**ИСХОДНЫЙ ОТРЫВОК**:
■ ■ ■ ■ ■
Наука — не собрание догм, а собрание гипотез. Гипотезы Фрейда разделяются далеко не всеми учеными. Вообще, когда говорят «психологи доказали» или «психологи считают», это довольно бессмысленные слова. Кто доказал, когда доказал, какими способами, методами? К какой школе он принадлежал, какими общими установками руководствовался? Повторю, Фрейд — ученый, который много работал с больными неврозом, в основном с женщинами, и работал в определенное время — эпоху цивилизационного слома. Почитайте пьесы Чехова, Ибсена — они об этом времени. А потом свои выводы Фрейд экстраполировал на всех людей и все времена.

Так часто бывает с учеными. Возьмём Ивана Петровича Павлова: он экстраполировал физиологическое понятие рефлекса на объяснение человеческой психики, чем, кстати, нанес серьезный ущерб развитию отечественной психологии. Поэтому и фрейдизм, и все остальные направления нуждаются в критике психологического научного сообщества.

— В чем отличие диалога психологии с православием от диалога с другими христианскими конфессиями?

— На мой взгляд, христианская психология не доходит до конфессионального уровня. Когда приходит человек и говорит: «У меня серьезные проблемы с сыном. Он меня не слушается...», то это так далеко от вопроса, от Кого исходит Святой Дух — от Отца или от Отца и Сына!

Наша задача — сделать так, чтобы человек стал субъектом своей жизни, а не объектом. Кто ты? О чем ты думаешь? Можешь ли ты сосредоточиться? Кого ты винишь в своих бедах? Можешь ли ты общаться? Можешь ли ты понять, что с тобой происходит? Это огромный пласт вопросов, который в христианской психологии освещен, я бы сказал, хорошими фонарями.

Лучшая аудитория в Москве

— Каковы основные площадки, на которых ведется диалог христианства и психологии в России?
■ ■ ■ ■ ■
Собранные записи данных:
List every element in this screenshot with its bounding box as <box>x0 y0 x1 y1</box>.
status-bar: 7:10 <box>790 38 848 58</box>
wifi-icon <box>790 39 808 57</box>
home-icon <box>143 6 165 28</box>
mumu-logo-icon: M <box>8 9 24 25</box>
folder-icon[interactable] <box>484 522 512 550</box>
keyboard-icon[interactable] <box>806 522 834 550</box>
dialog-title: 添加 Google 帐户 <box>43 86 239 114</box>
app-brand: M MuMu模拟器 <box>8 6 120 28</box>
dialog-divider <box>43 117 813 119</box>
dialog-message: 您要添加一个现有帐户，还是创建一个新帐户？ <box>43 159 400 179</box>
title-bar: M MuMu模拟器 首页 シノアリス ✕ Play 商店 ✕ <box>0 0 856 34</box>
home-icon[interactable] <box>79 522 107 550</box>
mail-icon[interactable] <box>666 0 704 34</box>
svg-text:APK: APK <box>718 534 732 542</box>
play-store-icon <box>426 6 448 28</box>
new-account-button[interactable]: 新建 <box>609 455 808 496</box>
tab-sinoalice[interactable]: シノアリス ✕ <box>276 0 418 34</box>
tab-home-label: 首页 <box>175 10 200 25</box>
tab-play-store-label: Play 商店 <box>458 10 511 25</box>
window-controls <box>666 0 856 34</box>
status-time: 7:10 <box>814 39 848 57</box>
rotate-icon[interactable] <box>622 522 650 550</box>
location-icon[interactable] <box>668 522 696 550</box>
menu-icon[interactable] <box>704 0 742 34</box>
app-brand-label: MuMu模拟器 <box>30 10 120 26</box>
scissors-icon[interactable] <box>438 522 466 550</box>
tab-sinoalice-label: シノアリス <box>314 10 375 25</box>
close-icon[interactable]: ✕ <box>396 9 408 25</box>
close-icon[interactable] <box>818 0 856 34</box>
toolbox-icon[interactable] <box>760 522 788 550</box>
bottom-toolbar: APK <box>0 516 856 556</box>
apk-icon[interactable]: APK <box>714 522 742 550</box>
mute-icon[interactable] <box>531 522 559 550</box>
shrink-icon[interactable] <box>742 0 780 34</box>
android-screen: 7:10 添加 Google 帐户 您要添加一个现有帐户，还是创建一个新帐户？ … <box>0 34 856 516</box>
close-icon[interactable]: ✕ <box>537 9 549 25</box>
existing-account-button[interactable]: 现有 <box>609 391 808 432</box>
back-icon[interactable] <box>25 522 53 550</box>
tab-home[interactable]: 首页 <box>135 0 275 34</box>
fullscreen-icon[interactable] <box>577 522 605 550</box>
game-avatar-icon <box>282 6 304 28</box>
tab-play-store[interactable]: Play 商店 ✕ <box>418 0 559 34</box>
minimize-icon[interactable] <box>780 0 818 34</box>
■ ■ ■ ■ ■
**НАБОР ЗАДАНИЙ**:
A. Ответьте по отрывку на вопросы:
(i) С какими больными в основном работал Фрейд?
(ii) Какое понятие Павлов перенес на объяснение человеческой психики?
(iii) Кем, а не объектом, должен стать человек в своей жизни?
B. Пожалуйста, воспроизведите часть отрывка, начав со слов «Наша задача —» и остановившись после слов «психологии в России?», и подставьте в ней «яркими фонарями» вместо «хорошими фонарями».
Записи получены из другого источника.

**НАБОР ОТВЕТОВ**:
A.
(i) С больными неврозом, в основном с женщинами.
(ii) Физиологическое понятие рефлекса.
(iii) Субъектом своей жизни.

B.
Наша задача — сделать так, чтобы человек стал субъектом своей жизни, а не объектом. Кто ты? О чем ты думаешь? Можешь ли ты сосредоточиться? Кого ты винишь в своих бедах? Можешь ли ты общаться? Можешь ли ты понять, что с тобой происходит? Это огромный пласт вопросов, который в христианской психологии освещен, я бы сказал, яркими фонарями.

Лучшая аудитория в Москве

— Каковы основные площадки, на которых ведется диалог христианства и психологии в России?